• SOURCE EXTRACT:

-- Begin --

During the days, Aaron and I ventured out – once to Nelson Lakes National Park and once into charming (with hanging flower baskets everywhere) downtown Nelson – while Jerry worked and Hayley relaxed around the house in her wonderfully round, uncomplaining eighth month of pregnancy. In the evenings, we dined together and drank local wine (well…three of us). The Nelson region is wine country and, while lesser known than the neighboring Marlborough region, it has some impressive wineries.

Our stay with Jerry, Hayley and Bear the Cat was pleasantly uneventful. We had a lovely drive around town, including a stop at a favorite swimming hole and an impromptu visit with Jerry’s adorable parents, and a farewell dinner at a delicious lakeside seafood restaurant. The days flew by and, as we were packing our bags once again, I admiringly reflected on the Fields’ gift of homemaking. During both of our brief stays with them, we felt immediately welcome and comfortable and the feeling remained through our entire visit. It takes a special knack to create that atmosphere and the Fields seem to do it effortlessly. I think that they would make wonderful guesthouse proprietors.

Back on the road, we set out for the much-anticipated destination of Marlborough and it wasn’t long before the highway landscape turned to meticulous rows of grapevines against a backdrop of mountains and pale blue sky. Blenheim is the most popular home base for wine tourists but we chose the much smaller town of Renwick for its closer proximity to the wineries and, accordingly, the allure of touring the wine lands by bicycle.

Were it not for its prime location, the one horse town of Renwick would be anonymous but our cozy family-run Watsons Way Backpackers guesthouse was overflowing with curious little winos. After checking into our runt of a twin room, undesirably located just off the common area, we spent the remainder of the gorgeous sunny day relaxing, walking the length of the town in a mere twenty minutes and succumbing to the temptation of the corner fish and chips shop. We have enjoyed self-catering again in New Zealand – a must on a backpacker budget – but we nonetheless feel inclined to sample the local cuisine, however deliciously fried and devilishly detrimental to our arteries it may be. I don’t know if anything batter-dipped and deep fried could really taste bad but this fish was sensational! Despite a joint discontent at living life on the pudgy side these days, we resolved to have fish and chips from the nameless corner shop again before leaving Renwick and vowed to eat more healthily after that (and yes, Momma, I know that “a diet that starts tomorrow never works”)!

-- End --

• MATERIALS PROVIDED:
-- Begin --

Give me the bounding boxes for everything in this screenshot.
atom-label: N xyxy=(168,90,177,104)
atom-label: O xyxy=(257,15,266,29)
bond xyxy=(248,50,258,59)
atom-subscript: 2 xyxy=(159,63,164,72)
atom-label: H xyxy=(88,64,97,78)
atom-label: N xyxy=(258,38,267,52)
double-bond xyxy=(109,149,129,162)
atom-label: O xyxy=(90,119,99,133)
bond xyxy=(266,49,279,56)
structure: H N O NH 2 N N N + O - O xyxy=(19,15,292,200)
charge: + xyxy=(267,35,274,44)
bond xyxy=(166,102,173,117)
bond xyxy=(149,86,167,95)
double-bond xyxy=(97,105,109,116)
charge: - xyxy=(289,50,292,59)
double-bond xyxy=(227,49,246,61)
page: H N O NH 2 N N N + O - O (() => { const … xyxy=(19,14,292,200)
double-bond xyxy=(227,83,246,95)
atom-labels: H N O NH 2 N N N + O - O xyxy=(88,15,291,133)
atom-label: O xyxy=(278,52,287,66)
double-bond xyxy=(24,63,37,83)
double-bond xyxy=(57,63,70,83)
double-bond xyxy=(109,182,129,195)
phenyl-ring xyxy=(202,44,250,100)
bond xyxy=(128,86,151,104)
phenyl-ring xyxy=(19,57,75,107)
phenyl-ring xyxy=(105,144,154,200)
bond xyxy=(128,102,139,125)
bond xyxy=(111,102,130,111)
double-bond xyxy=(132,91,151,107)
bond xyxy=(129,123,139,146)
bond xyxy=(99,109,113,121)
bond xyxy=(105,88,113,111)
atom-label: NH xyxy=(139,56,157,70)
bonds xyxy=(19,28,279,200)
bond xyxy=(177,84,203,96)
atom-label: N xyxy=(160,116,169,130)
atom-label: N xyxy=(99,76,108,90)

-- End --

• OBJECTIVES:
1. Revise the records starting at their first line and ending at the line containing "page: H N O" by replacing "double-bond" with "double bond", keeping everything else identical. Give back only those lines.
2. Pick up the New Zealand travel account after its final sentence and carry it forward.
The records have no connection to the New Zealand travel account.

• ANSWERS TO EACH TASK:
1.
Give me the bounding boxes for everything in this screenshot.
atom-label: N xyxy=(168,90,177,104)
atom-label: O xyxy=(257,15,266,29)
bond xyxy=(248,50,258,59)
atom-subscript: 2 xyxy=(159,63,164,72)
atom-label: H xyxy=(88,64,97,78)
atom-label: N xyxy=(258,38,267,52)
double bond xyxy=(109,149,129,162)
atom-label: O xyxy=(90,119,99,133)
bond xyxy=(266,49,279,56)
structure: H N O NH 2 N N N + O - O xyxy=(19,15,292,200)
charge: + xyxy=(267,35,274,44)
bond xyxy=(166,102,173,117)
bond xyxy=(149,86,167,95)
double bond xyxy=(97,105,109,116)
charge: - xyxy=(289,50,292,59)
double bond xyxy=(227,49,246,61)
page: H N O NH 2 N N N + O - O (() => { const … xyxy=(19,14,292,200)

2.
The next day was for wine tasting! After a leisurely breakfast, we rented bikes from the guesthouse proprietors and set out into the wine country. The weather was overcast and breezy but it didn’t detract from our giddiness. Riding a bicycle is a delight too often reserved for childhood. Since learning to drive, I’ve had only one great mountain bike, which was subsequently stolen out of my house in Tucson and never replaced. It’s a shame because, in the few opportunities that we’ve had on this trip to rent bicycles, the old familiar feelings of freedom, possibility and youthful exuberance came rushing back with the first whisper of breeze through my hair. Despite Aaron’s long-time love of road cycling, I have never considered the sport/hobby because he rides so damn early in the morning and, as previously mentioned, I don’t function well before my first cup of hot black, caffeinated, kidney-wrenching sludge. Still, having recently partaken in the two-wheeled pleasure, I discovered a rekindled passion for it and, much to Aaron’s delight, plan to add it to my repertoire of outdoor endeavors when we return to the real world again.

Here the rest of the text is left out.